══ THE RECORDS
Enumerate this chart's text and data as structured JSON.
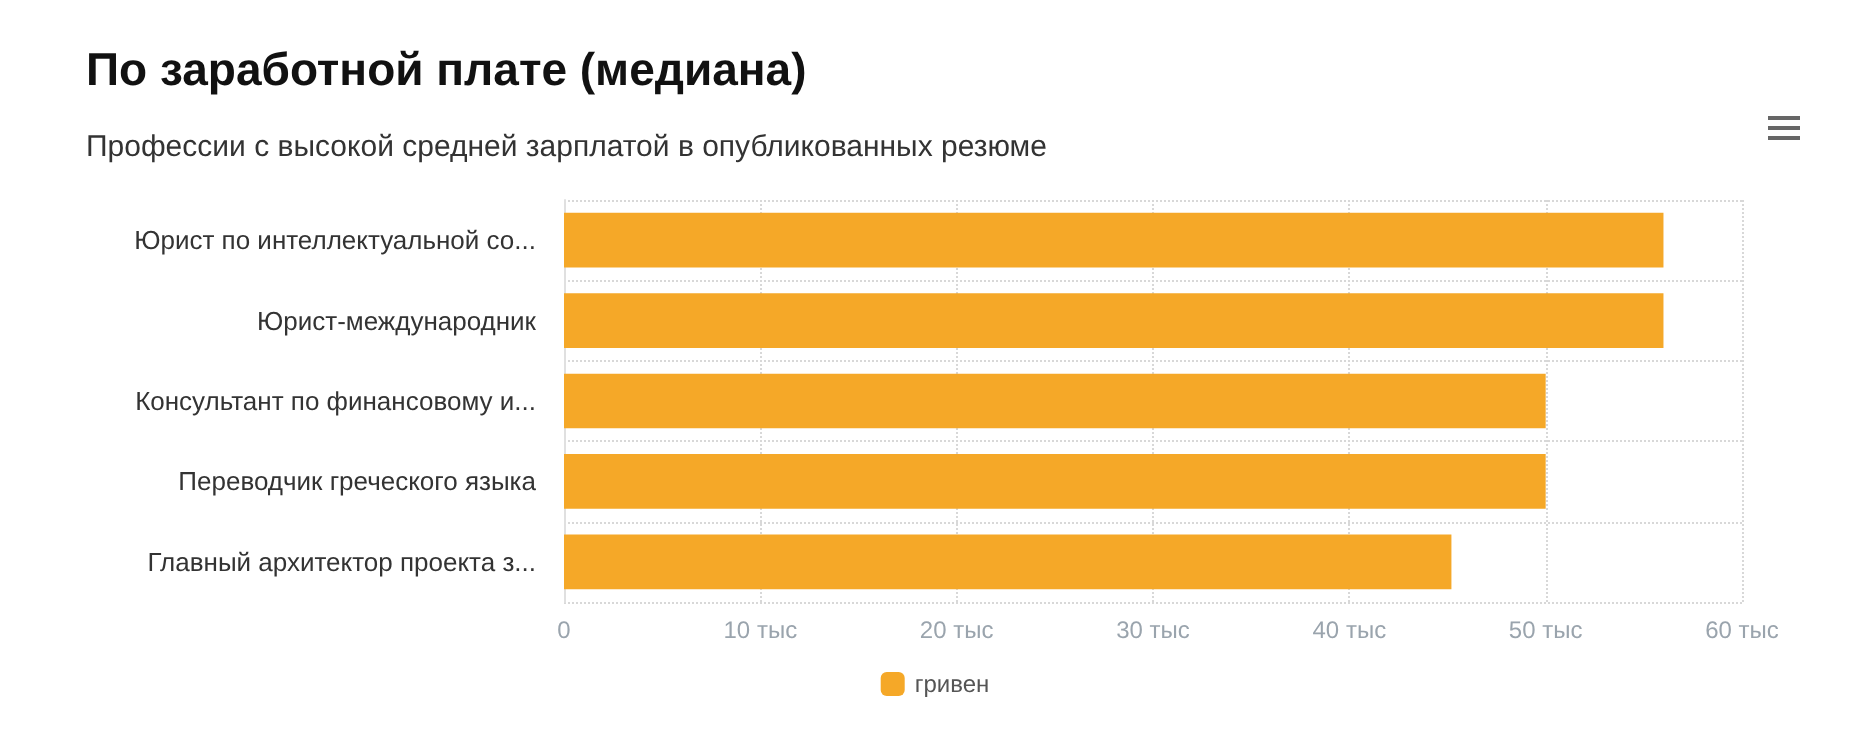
{
  "chart_data": {
    "type": "bar",
    "orientation": "horizontal",
    "title": "По заработной плате (медиана)",
    "subtitle": "Профессии с высокой средней зарплатой в опубликованных резюме",
    "categories": [
      "Юрист по интеллектуальной со...",
      "Юрист-международник",
      "Консультант по финансовому и...",
      "Переводчик греческого языка",
      "Главный архитектор проекта з..."
    ],
    "series": [
      {
        "name": "гривен",
        "color": "#f5a828",
        "values": [
          56,
          56,
          50,
          50,
          45.2
        ]
      }
    ],
    "xlim": [
      0,
      60
    ],
    "xticks": [
      0,
      {
        "value": 10,
        "label": "10 тыс"
      },
      {
        "value": 20,
        "label": "20 тыс"
      },
      {
        "value": 30,
        "label": "30 тыс"
      },
      {
        "value": 40,
        "label": "40 тыс"
      },
      {
        "value": 50,
        "label": "50 тыс"
      },
      {
        "value": 60,
        "label": "60 тыс"
      }
    ],
    "grid": true,
    "legend": "bottom"
  }
}
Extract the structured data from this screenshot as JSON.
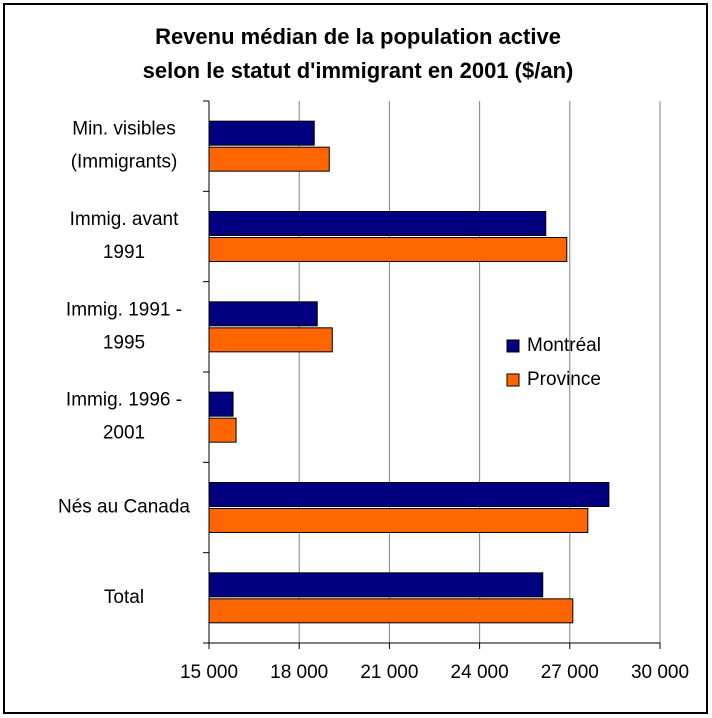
{
  "chart_data": {
    "type": "bar",
    "orientation": "horizontal",
    "title": [
      "Revenu médian de la population active",
      "selon le statut d'immigrant en 2001 ($/an)"
    ],
    "categories": [
      [
        "Min. visibles",
        "(Immigrants)"
      ],
      [
        "Immig. avant",
        "1991"
      ],
      [
        "Immig. 1991 -",
        "1995"
      ],
      [
        "Immig. 1996 -",
        "2001"
      ],
      [
        "Nés au Canada"
      ],
      [
        "Total"
      ]
    ],
    "series": [
      {
        "name": "Montréal",
        "color": "#000080",
        "values": [
          18500,
          26200,
          18600,
          15800,
          28300,
          26100
        ]
      },
      {
        "name": "Province",
        "color": "#ff6600",
        "values": [
          19000,
          26900,
          19100,
          15900,
          27600,
          27100
        ]
      }
    ],
    "xlim": [
      15000,
      30000
    ],
    "xticks": [
      {
        "value": 15000,
        "label": "15 000"
      },
      {
        "value": 18000,
        "label": "18 000"
      },
      {
        "value": 21000,
        "label": "21 000"
      },
      {
        "value": 24000,
        "label": "24 000"
      },
      {
        "value": 27000,
        "label": "27 000"
      },
      {
        "value": 30000,
        "label": "30 000"
      }
    ],
    "grid": true,
    "legend": "right"
  }
}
════
GIVEN EXERCISE
In the records above, find each line with the word "Юрист" and copy it.

EXERCISE SOLUTION
      "Юрист по интеллектуальной со...",
      "Юрист-международник",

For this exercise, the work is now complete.